◆ **Task requirements**: From the listing below, extract each line containing the string "Bažnyčia".

◆ **Records shown**:
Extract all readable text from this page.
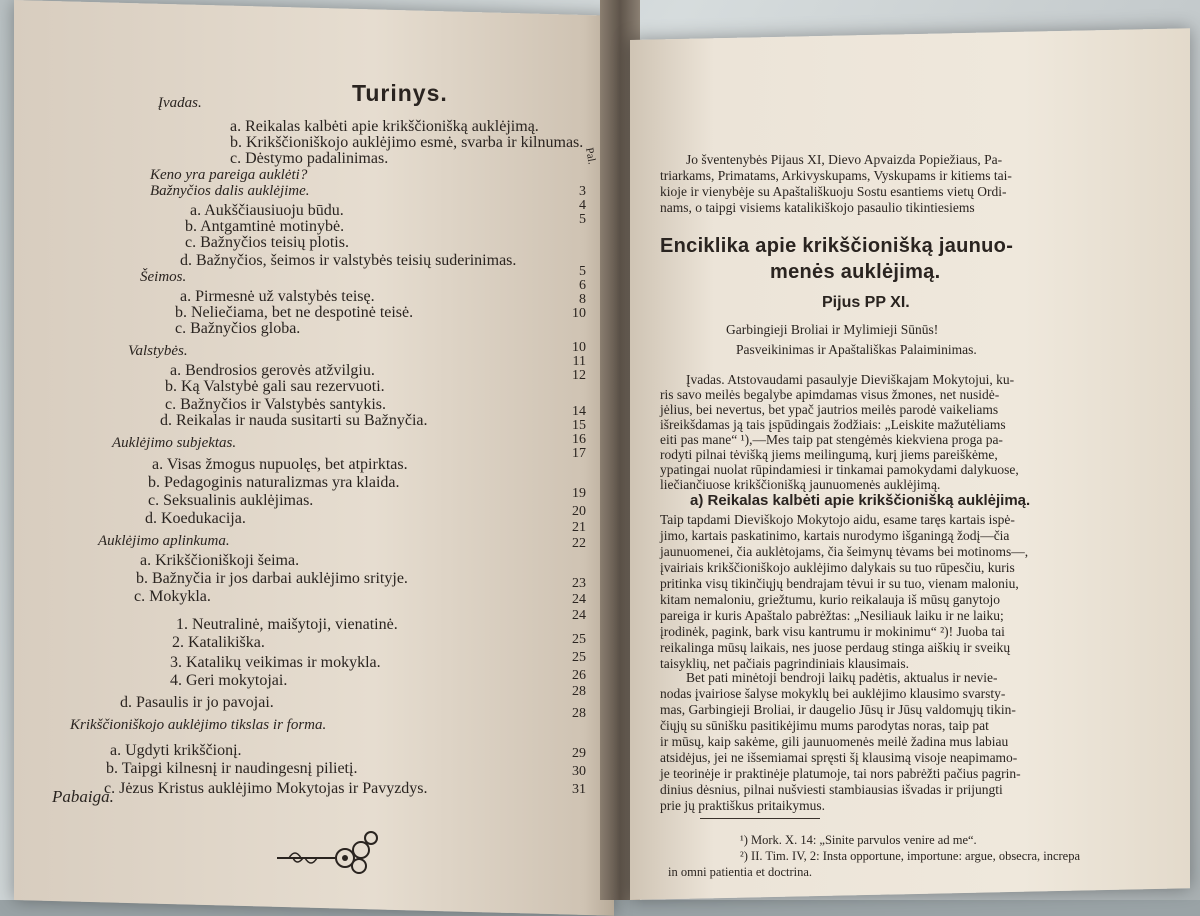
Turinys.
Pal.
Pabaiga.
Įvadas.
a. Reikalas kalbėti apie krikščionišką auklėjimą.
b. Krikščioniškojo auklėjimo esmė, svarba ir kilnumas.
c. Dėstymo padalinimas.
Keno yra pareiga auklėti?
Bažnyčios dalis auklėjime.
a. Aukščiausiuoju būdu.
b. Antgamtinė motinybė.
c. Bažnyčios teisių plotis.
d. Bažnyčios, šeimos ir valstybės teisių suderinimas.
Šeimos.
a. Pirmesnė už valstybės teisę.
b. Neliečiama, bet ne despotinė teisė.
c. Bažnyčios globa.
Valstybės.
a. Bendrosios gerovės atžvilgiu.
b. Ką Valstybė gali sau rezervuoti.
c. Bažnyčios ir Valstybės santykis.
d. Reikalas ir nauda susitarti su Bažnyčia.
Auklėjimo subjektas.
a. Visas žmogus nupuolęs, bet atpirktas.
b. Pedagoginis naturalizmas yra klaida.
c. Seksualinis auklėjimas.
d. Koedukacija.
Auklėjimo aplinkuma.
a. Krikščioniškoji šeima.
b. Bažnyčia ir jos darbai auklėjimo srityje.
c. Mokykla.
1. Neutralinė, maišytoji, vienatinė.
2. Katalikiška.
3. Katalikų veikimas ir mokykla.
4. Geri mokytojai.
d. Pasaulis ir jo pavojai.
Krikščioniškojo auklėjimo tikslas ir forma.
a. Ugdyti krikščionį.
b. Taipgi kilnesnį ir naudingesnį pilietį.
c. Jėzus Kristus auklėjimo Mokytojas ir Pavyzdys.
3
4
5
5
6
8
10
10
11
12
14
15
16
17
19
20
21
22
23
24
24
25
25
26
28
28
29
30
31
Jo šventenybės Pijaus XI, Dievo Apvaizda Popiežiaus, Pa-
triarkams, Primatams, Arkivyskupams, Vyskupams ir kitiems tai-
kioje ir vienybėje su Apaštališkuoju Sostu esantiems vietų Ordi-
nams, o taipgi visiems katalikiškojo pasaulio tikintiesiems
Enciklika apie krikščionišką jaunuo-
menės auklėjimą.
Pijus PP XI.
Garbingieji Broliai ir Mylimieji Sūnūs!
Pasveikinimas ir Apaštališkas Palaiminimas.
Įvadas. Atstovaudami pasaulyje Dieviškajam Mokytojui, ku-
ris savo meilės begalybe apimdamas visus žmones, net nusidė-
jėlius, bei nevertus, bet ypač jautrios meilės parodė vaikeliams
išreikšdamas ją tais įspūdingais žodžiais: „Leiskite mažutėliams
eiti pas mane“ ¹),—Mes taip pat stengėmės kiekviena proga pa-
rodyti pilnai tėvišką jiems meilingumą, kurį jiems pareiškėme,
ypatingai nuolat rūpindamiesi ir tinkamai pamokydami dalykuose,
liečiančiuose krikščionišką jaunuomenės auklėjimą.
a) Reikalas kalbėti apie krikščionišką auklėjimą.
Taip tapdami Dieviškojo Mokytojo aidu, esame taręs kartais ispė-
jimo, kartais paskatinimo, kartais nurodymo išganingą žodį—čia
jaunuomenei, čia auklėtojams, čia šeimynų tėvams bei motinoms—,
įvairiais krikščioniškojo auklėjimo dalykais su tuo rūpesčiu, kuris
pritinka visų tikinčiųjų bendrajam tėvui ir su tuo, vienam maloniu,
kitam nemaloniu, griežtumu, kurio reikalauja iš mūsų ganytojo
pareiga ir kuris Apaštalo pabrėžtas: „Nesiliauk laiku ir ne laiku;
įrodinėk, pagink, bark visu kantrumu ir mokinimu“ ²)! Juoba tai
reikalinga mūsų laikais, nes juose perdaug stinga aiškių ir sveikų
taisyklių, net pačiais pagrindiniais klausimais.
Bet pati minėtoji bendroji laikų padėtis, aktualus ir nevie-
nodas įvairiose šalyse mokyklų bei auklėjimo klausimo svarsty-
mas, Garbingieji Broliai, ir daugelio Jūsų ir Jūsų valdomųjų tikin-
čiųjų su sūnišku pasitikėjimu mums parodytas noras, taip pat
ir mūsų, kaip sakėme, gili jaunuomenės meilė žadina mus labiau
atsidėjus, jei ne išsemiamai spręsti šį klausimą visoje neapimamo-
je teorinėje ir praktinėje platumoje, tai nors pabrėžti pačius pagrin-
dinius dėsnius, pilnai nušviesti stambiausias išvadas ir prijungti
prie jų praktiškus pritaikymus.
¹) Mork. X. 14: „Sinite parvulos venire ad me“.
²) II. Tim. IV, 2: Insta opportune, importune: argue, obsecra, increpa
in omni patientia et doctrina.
* * *
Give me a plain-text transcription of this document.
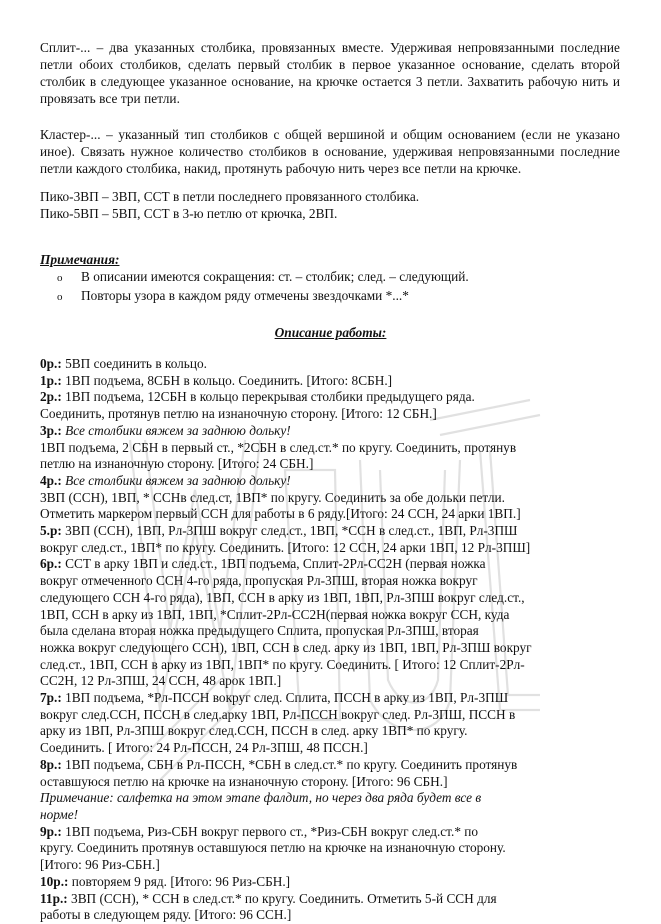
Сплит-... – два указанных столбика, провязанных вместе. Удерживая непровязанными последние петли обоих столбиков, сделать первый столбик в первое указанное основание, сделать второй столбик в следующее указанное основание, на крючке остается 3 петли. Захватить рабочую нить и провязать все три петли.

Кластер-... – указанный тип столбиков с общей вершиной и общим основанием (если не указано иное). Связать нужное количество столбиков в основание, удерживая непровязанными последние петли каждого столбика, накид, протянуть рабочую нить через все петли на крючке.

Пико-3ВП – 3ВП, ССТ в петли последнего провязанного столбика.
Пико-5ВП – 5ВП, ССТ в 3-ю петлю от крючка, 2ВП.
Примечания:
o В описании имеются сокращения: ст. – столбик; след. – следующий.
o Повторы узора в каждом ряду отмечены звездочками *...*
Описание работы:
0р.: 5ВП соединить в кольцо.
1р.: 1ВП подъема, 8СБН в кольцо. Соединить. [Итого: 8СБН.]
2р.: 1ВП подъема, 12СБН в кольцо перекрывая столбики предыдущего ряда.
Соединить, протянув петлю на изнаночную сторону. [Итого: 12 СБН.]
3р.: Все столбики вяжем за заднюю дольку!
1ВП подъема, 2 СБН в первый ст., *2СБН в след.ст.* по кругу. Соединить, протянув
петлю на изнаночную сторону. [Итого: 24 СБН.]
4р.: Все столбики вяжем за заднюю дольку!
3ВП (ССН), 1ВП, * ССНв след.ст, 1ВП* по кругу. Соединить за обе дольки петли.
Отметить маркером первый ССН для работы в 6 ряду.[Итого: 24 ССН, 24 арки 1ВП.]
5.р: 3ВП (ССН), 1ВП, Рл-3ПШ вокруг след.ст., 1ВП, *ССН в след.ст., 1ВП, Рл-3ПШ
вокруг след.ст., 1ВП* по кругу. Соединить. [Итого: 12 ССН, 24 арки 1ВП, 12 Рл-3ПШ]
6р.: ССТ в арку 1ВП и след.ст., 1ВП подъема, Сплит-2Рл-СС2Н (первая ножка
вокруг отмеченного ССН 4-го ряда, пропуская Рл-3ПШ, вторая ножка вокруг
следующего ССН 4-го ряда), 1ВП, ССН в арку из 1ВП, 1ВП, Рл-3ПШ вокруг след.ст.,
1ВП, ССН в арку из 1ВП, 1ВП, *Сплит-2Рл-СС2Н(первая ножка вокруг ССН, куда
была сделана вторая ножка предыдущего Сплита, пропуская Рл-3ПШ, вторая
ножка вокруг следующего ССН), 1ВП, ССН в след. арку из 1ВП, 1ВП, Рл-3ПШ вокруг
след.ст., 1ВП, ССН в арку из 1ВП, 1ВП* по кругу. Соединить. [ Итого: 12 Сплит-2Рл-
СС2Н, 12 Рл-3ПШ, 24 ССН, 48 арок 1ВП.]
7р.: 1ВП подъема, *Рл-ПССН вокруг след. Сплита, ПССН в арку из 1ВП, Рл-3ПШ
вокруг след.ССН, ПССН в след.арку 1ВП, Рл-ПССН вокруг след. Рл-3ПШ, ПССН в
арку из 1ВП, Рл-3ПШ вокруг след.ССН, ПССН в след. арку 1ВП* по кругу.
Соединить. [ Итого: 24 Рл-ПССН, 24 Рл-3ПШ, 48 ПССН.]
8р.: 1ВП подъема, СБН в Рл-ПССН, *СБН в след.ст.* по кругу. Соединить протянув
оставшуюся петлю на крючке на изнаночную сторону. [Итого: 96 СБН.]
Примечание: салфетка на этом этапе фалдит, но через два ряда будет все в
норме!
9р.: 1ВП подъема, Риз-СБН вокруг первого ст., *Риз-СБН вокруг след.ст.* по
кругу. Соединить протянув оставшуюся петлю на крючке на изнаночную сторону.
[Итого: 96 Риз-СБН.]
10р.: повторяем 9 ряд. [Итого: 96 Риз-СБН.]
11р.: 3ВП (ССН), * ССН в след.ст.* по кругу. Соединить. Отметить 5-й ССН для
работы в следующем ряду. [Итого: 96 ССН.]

◆ **Full output**:
d. Reikalas ir nauda susitarti su Bažnyčia.
b. Bažnyčia ir jos darbai auklėjimo srityje.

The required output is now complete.